### REQUIREMENTS
Return the entries below in their exact form, leaving the pictures out.

---------- ROWS ----------

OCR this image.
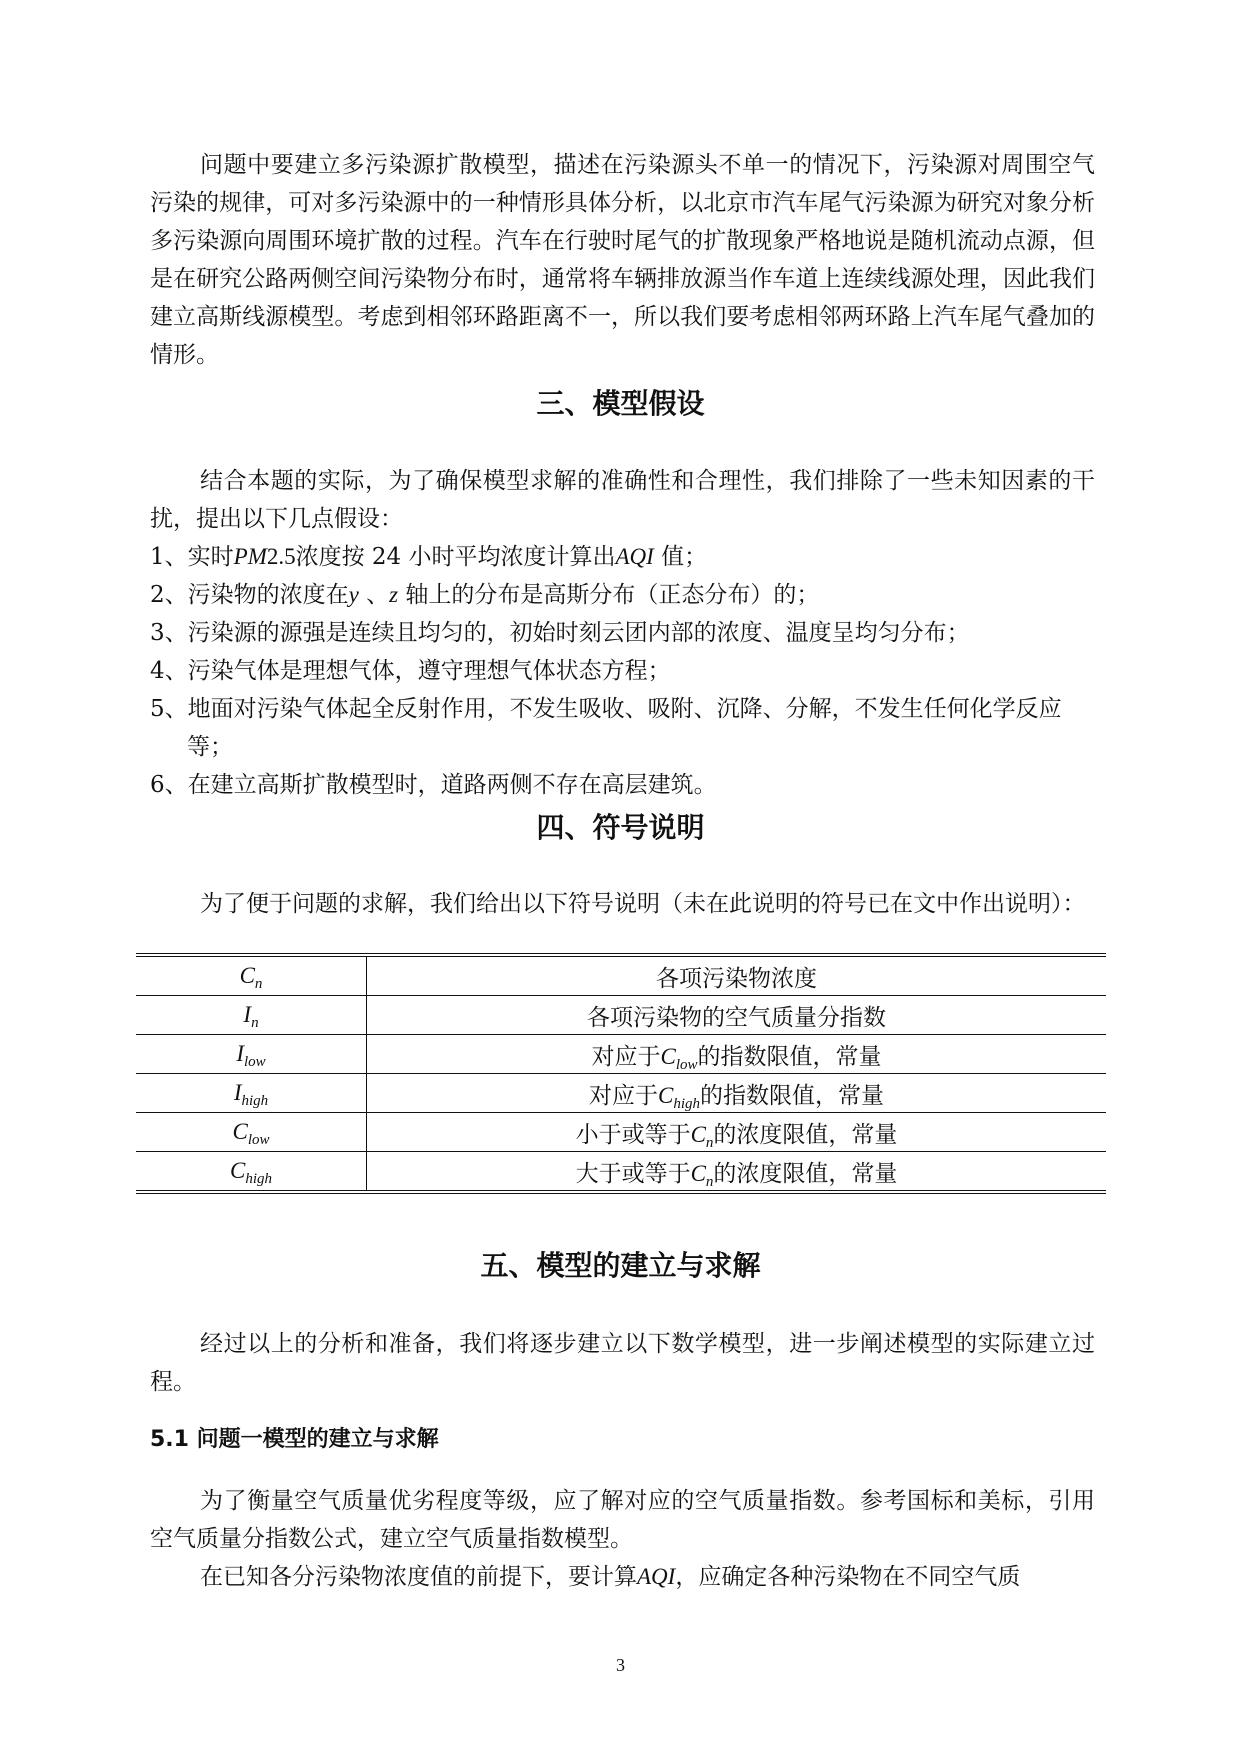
问题中要建立多污染源扩散模型，描述在污染源头不单一的情况下，污染源对周围空气污染的规律，可对多污染源中的一种情形具体分析，以北京市汽车尾气污染源为研究对象分析多污染源向周围环境扩散的过程。汽车在行驶时尾气的扩散现象严格地说是随机流动点源，但是在研究公路两侧空间污染物分布时，通常将车辆排放源当作车道上连续线源处理，因此我们建立高斯线源模型。考虑到相邻环路距离不一，所以我们要考虑相邻两环路上汽车尾气叠加的情形。

三、模型假设

结合本题的实际，为了确保模型求解的准确性和合理性，我们排除了一些未知因素的干扰，提出以下几点假设：

1、实时PM2.5浓度按 24 小时平均浓度计算出AQI 值；
2、污染物的浓度在y 、z 轴上的分布是高斯分布（正态分布）的；
3、污染源的源强是连续且均匀的，初始时刻云团内部的浓度、温度呈均匀分布；
4、污染气体是理想气体，遵守理想气体状态方程；
5、地面对污染气体起全反射作用，不发生吸收、吸附、沉降、分解，不发生任何化学反应等；
6、在建立高斯扩散模型时，道路两侧不存在高层建筑。
四、符号说明

为了便于问题的求解，我们给出以下符号说明（未在此说明的符号已在文中作出说明）：

$C_n$	各项污染物浓度
$I_n$	各项污染物的空气质量分指数
$I_{low}$	对应于$C_{low}$的指数限值，常量
$I_{high}$	对应于$C_{high}$的指数限值，常量
$C_{low}$	小于或等于$C_n$的浓度限值，常量
$C_{high}$	大于或等于$C_n$的浓度限值，常量
五、模型的建立与求解

经过以上的分析和准备，我们将逐步建立以下数学模型，进一步阐述模型的实际建立过程。

5.1 问题一模型的建立与求解

为了衡量空气质量优劣程度等级，应了解对应的空气质量指数。参考国标和美标，引用空气质量分指数公式，建立空气质量指数模型。

在已知各分污染物浓度值的前提下，要计算AQI，应确定各种污染物在不同空气质

3
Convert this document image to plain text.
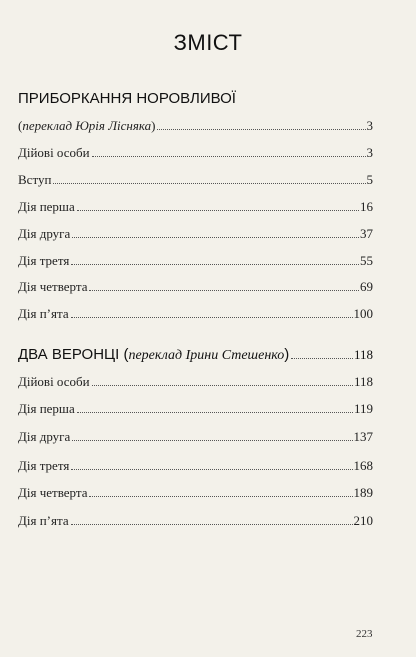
ЗМІСТ
ПРИБОРКАННЯ НОРОВЛИВОЇ
(переклад Юрія Лісняка)	3
Дійові особи	3
Вступ	5
Дія перша	16
Дія друга	37
Дія третя	55
Дія четверта	69
Дія п’ята	100
ДВА ВЕРОНЦІ (переклад Ірини Стешенко)	118
Дійові особи	118
Дія перша	119
Дія друга	137
Дія третя	168
Дія четверта	189
Дія п’ята	210
223
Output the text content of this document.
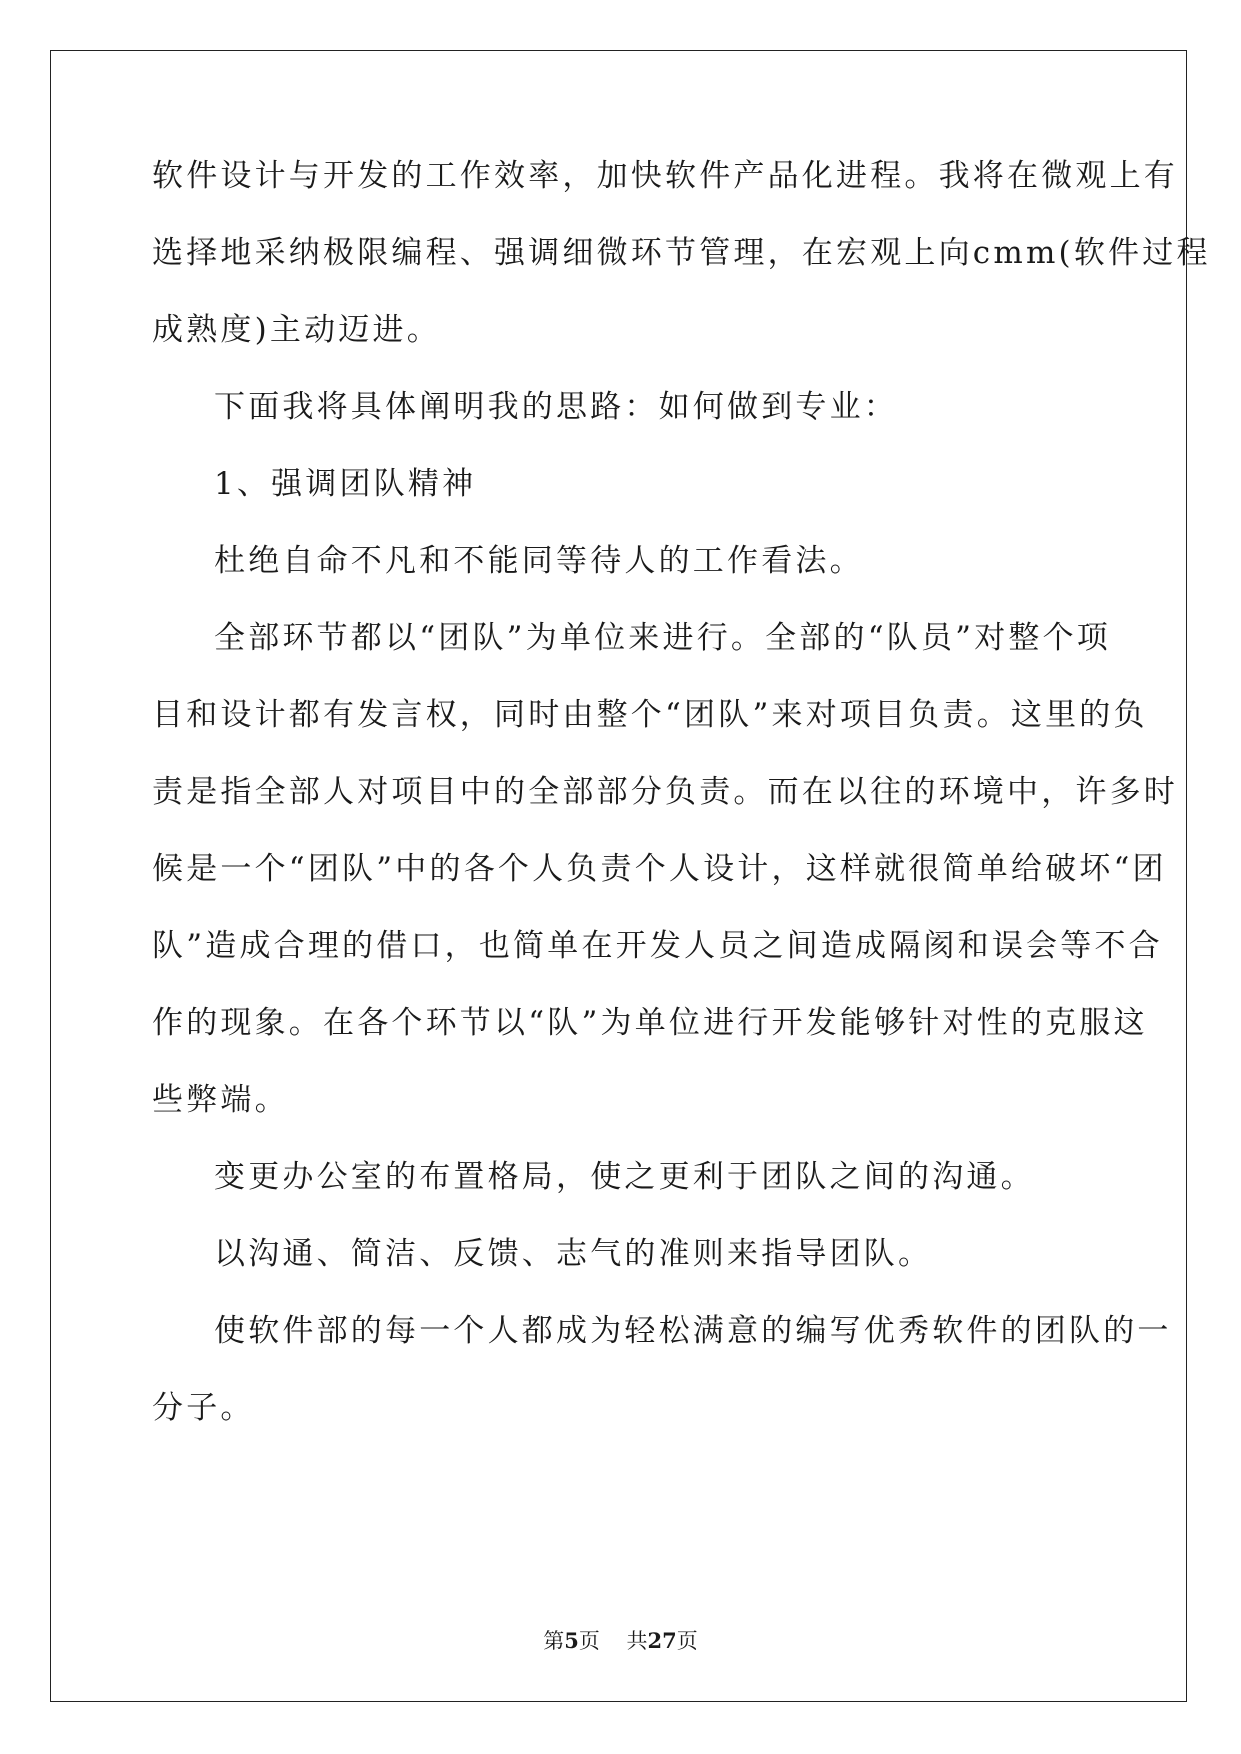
软件设计与开发的工作效率，加快软件产品化进程。我将在微观上有
选择地采纳极限编程、强调细微环节管理，在宏观上向cmm(软件过程
成熟度)主动迈进。
下面我将具体阐明我的思路：如何做到专业：
1、强调团队精神
杜绝自命不凡和不能同等待人的工作看法。
全部环节都以“团队”为单位来进行。全部的“队员”对整个项
目和设计都有发言权，同时由整个“团队”来对项目负责。这里的负
责是指全部人对项目中的全部部分负责。而在以往的环境中，许多时
候是一个“团队”中的各个人负责个人设计，这样就很简单给破坏“团
队”造成合理的借口，也简单在开发人员之间造成隔阂和误会等不合
作的现象。在各个环节以“队”为单位进行开发能够针对性的克服这
些弊端。
变更办公室的布置格局，使之更利于团队之间的沟通。
以沟通、简洁、反馈、志气的准则来指导团队。
使软件部的每一个人都成为轻松满意的编写优秀软件的团队的一
分子。
第5页 共27页
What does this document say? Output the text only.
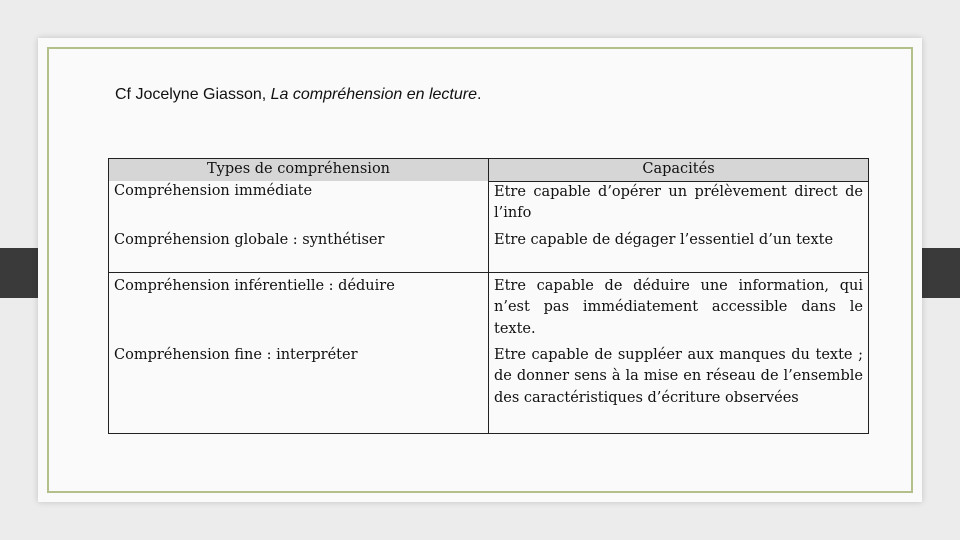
Cf Jocelyne Giasson, La compréhension en lecture.
Types de compréhension	Capacités
Compréhension immédiate	Etre capable d’opérer un prélèvement direct de l’info
Compréhension globale : synthétiser	Etre capable de dégager l’essentiel d’un texte
Compréhension inférentielle : déduire	Etre capable de déduire une information, qui n’est pas immédiatement accessible dans le texte.
Compréhension fine : interpréter	Etre capable de suppléer aux manques du texte ; de donner sens à la mise en réseau de l’ensemble des caractéristiques d’écriture observées
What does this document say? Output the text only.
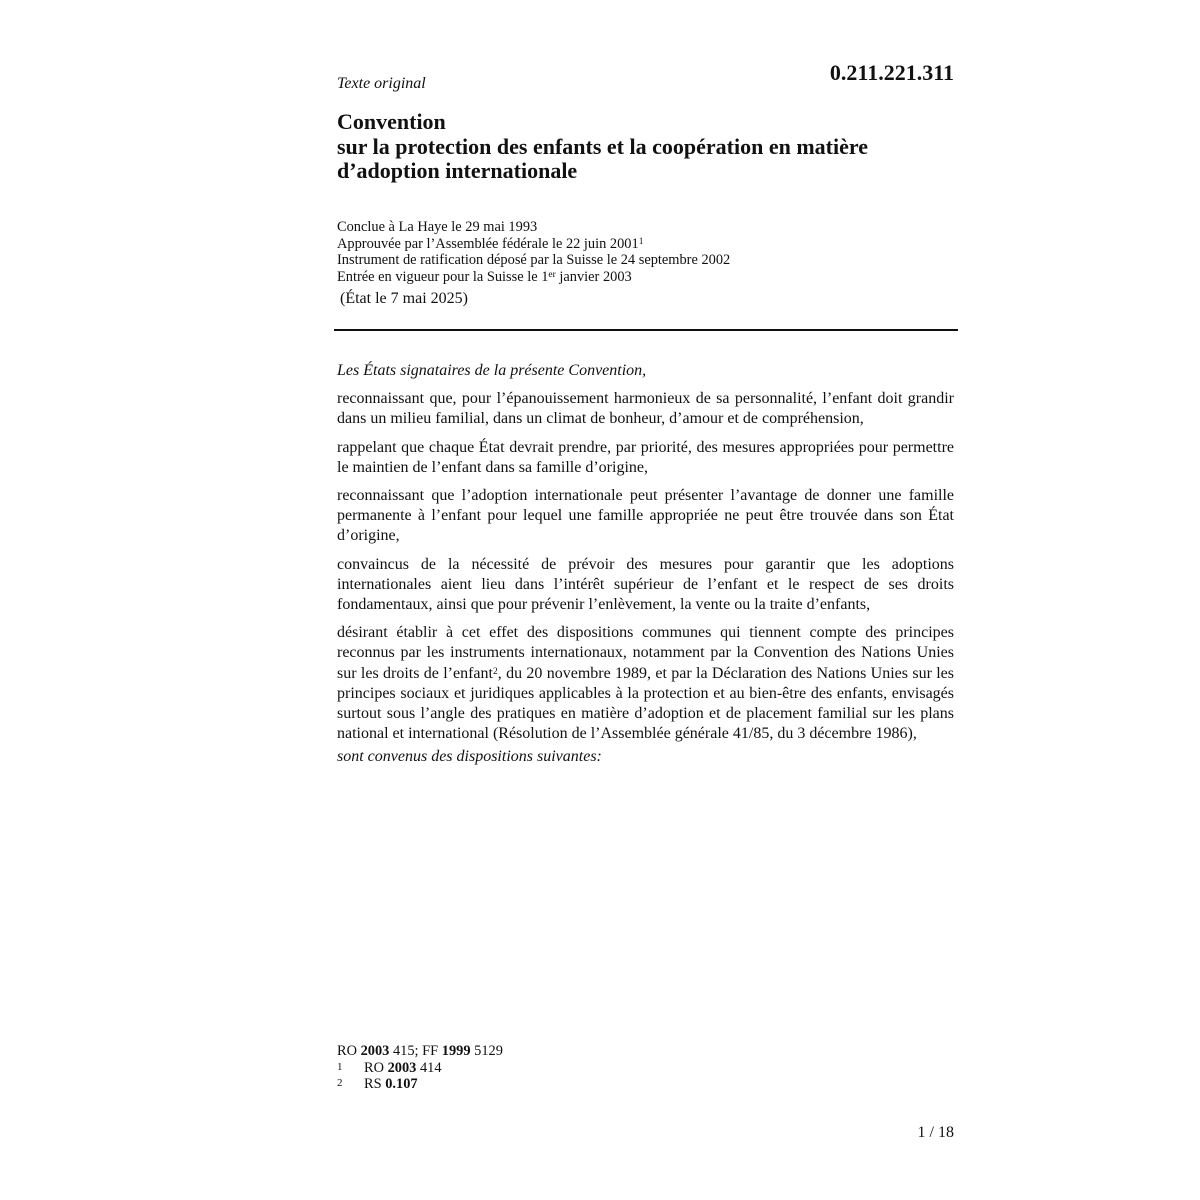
Texte original	0.211.221.311
Convention
sur la protection des enfants et la coopération en matière
d’adoption internationale
Conclue à La Haye le 29 mai 1993
Approuvée par l’Assemblée fédérale le 22 juin 2001$^1$
Instrument de ratification déposé par la Suisse le 24 septembre 2002
Entrée en vigueur pour la Suisse le 1er janvier 2003
(État le 7 mai 2025)

Les États signataires de la présente Convention,

reconnaissant que, pour l’épanouissement harmonieux de sa personnalité, l’enfant doit grandir dans un milieu familial, dans un climat de bonheur, d’amour et de compréhension,

rappelant que chaque État devrait prendre, par priorité, des mesures appropriées pour permettre le maintien de l’enfant dans sa famille d’origine,

reconnaissant que l’adoption internationale peut présenter l’avantage de donner une famille permanente à l’enfant pour lequel une famille appropriée ne peut être trouvée dans son État d’origine,

convaincus de la nécessité de prévoir des mesures pour garantir que les adoptions internationales aient lieu dans l’intérêt supérieur de l’enfant et le respect de ses droits fondamentaux, ainsi que pour prévenir l’enlèvement, la vente ou la traite d’enfants,

désirant établir à cet effet des dispositions communes qui tiennent compte des principes reconnus par les instruments internationaux, notamment par la Convention des Nations Unies sur les droits de l’enfant$^2$, du 20 novembre 1989, et par la Déclaration des Nations Unies sur les principes sociaux et juridiques applicables à la protection et au bien-être des enfants, envisagés surtout sous l’angle des pratiques en matière d’adoption et de placement familial sur les plans national et international (Résolution de l’Assemblée générale 41/85, du 3 décembre 1986),

sont convenus des dispositions suivantes:

RO 2003 415; FF 1999 5129
1 RO 2003 414
2 RS 0.107
1 / 18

----------

### OUTPUT OF THE EXERCISE
OCR this image.
问题中要建立多污染源扩散模型，描述在污染源头不单一的情况下，污染源对周围空气污染的规律，可对多污染源中的一种情形具体分析，以北京市汽车尾气污染源为研究对象分析多污染源向周围环境扩散的过程。汽车在行驶时尾气的扩散现象严格地说是随机流动点源，但是在研究公路两侧空间污染物分布时，通常将车辆排放源当作车道上连续线源处理，因此我们建立高斯线源模型。考虑到相邻环路距离不一，所以我们要考虑相邻两环路上汽车尾气叠加的情形。

三、模型假设

结合本题的实际，为了确保模型求解的准确性和合理性，我们排除了一些未知因素的干扰，提出以下几点假设：

1、实时PM2.5浓度按 24 小时平均浓度计算出AQI 值；
2、污染物的浓度在y 、z 轴上的分布是高斯分布（正态分布）的；
3、污染源的源强是连续且均匀的，初始时刻云团内部的浓度、温度呈均匀分布；
4、污染气体是理想气体，遵守理想气体状态方程；
5、地面对污染气体起全反射作用，不发生吸收、吸附、沉降、分解，不发生任何化学反应等；
6、在建立高斯扩散模型时，道路两侧不存在高层建筑。
四、符号说明

为了便于问题的求解，我们给出以下符号说明（未在此说明的符号已在文中作出说明）：

$C_n$	各项污染物浓度
$I_n$	各项污染物的空气质量分指数
$I_{low}$	对应于$C_{low}$的指数限值，常量
$I_{high}$	对应于$C_{high}$的指数限值，常量
$C_{low}$	小于或等于$C_n$的浓度限值，常量
$C_{high}$	大于或等于$C_n$的浓度限值，常量
五、模型的建立与求解

经过以上的分析和准备，我们将逐步建立以下数学模型，进一步阐述模型的实际建立过程。

5.1 问题一模型的建立与求解

为了衡量空气质量优劣程度等级，应了解对应的空气质量指数。参考国标和美标，引用空气质量分指数公式，建立空气质量指数模型。

在已知各分污染物浓度值的前提下，要计算AQI，应确定各种污染物在不同空气质

3
Convert this document image to plain text.
ЗМІСТ
ПРИБОРКАННЯ НОРОВЛИВОЇ
(переклад Юрія Лісняка)	3
Дійові особи	3
Вступ	5
Дія перша	16
Дія друга	37
Дія третя	55
Дія четверта	69
Дія п’ята	100
ДВА ВЕРОНЦІ (переклад Ірини Стешенко)	118
Дійові особи	118
Дія перша	119
Дія друга	137
Дія третя	168
Дія четверта	189
Дія п’ята	210
223
Output the text content of this document.
软件设计与开发的工作效率，加快软件产品化进程。我将在微观上有
选择地采纳极限编程、强调细微环节管理，在宏观上向cmm(软件过程
成熟度)主动迈进。
下面我将具体阐明我的思路：如何做到专业：
1、强调团队精神
杜绝自命不凡和不能同等待人的工作看法。
全部环节都以“团队”为单位来进行。全部的“队员”对整个项
目和设计都有发言权，同时由整个“团队”来对项目负责。这里的负
责是指全部人对项目中的全部部分负责。而在以往的环境中，许多时
候是一个“团队”中的各个人负责个人设计，这样就很简单给破坏“团
队”造成合理的借口，也简单在开发人员之间造成隔阂和误会等不合
作的现象。在各个环节以“队”为单位进行开发能够针对性的克服这
些弊端。
变更办公室的布置格局，使之更利于团队之间的沟通。
以沟通、简洁、反馈、志气的准则来指导团队。
使软件部的每一个人都成为轻松满意的编写优秀软件的团队的一
分子。
第5页 共27页
What does this document say? Output the text only.
Cf Jocelyne Giasson, La compréhension en lecture.
Types de compréhension	Capacités
Compréhension immédiate	Etre capable d’opérer un prélèvement direct de l’info
Compréhension globale : synthétiser	Etre capable de dégager l’essentiel d’un texte
Compréhension inférentielle : déduire	Etre capable de déduire une information, qui n’est pas immédiatement accessible dans le texte.
Compréhension fine : interpréter	Etre capable de suppléer aux manques du texte ; de donner sens à la mise en réseau de l’ensemble des caractéristiques d’écriture observées
What does this document say? Output the text only.
Texte original	0.211.221.311
Convention
sur la protection des enfants et la coopération en matière
d’adoption internationale
Conclue à La Haye le 29 mai 1993
Approuvée par l’Assemblée fédérale le 22 juin 2001$^1$
Instrument de ratification déposé par la Suisse le 24 septembre 2002
Entrée en vigueur pour la Suisse le 1er janvier 2003
(État le 7 mai 2025)

Les États signataires de la présente Convention,

reconnaissant que, pour l’épanouissement harmonieux de sa personnalité, l’enfant doit grandir dans un milieu familial, dans un climat de bonheur, d’amour et de compréhension,

rappelant que chaque État devrait prendre, par priorité, des mesures appropriées pour permettre le maintien de l’enfant dans sa famille d’origine,

reconnaissant que l’adoption internationale peut présenter l’avantage de donner une famille permanente à l’enfant pour lequel une famille appropriée ne peut être trouvée dans son État d’origine,

convaincus de la nécessité de prévoir des mesures pour garantir que les adoptions internationales aient lieu dans l’intérêt supérieur de l’enfant et le respect de ses droits fondamentaux, ainsi que pour prévenir l’enlèvement, la vente ou la traite d’enfants,

désirant établir à cet effet des dispositions communes qui tiennent compte des principes reconnus par les instruments internationaux, notamment par la Convention des Nations Unies sur les droits de l’enfant$^2$, du 20 novembre 1989, et par la Déclaration des Nations Unies sur les principes sociaux et juridiques applicables à la protection et au bien-être des enfants, envisagés surtout sous l’angle des pratiques en matière d’adoption et de placement familial sur les plans national et international (Résolution de l’Assemblée générale 41/85, du 3 décembre 1986),

sont convenus des dispositions suivantes:

RO 2003 415; FF 1999 5129
1 RO 2003 414
2 RS 0.107
1 / 18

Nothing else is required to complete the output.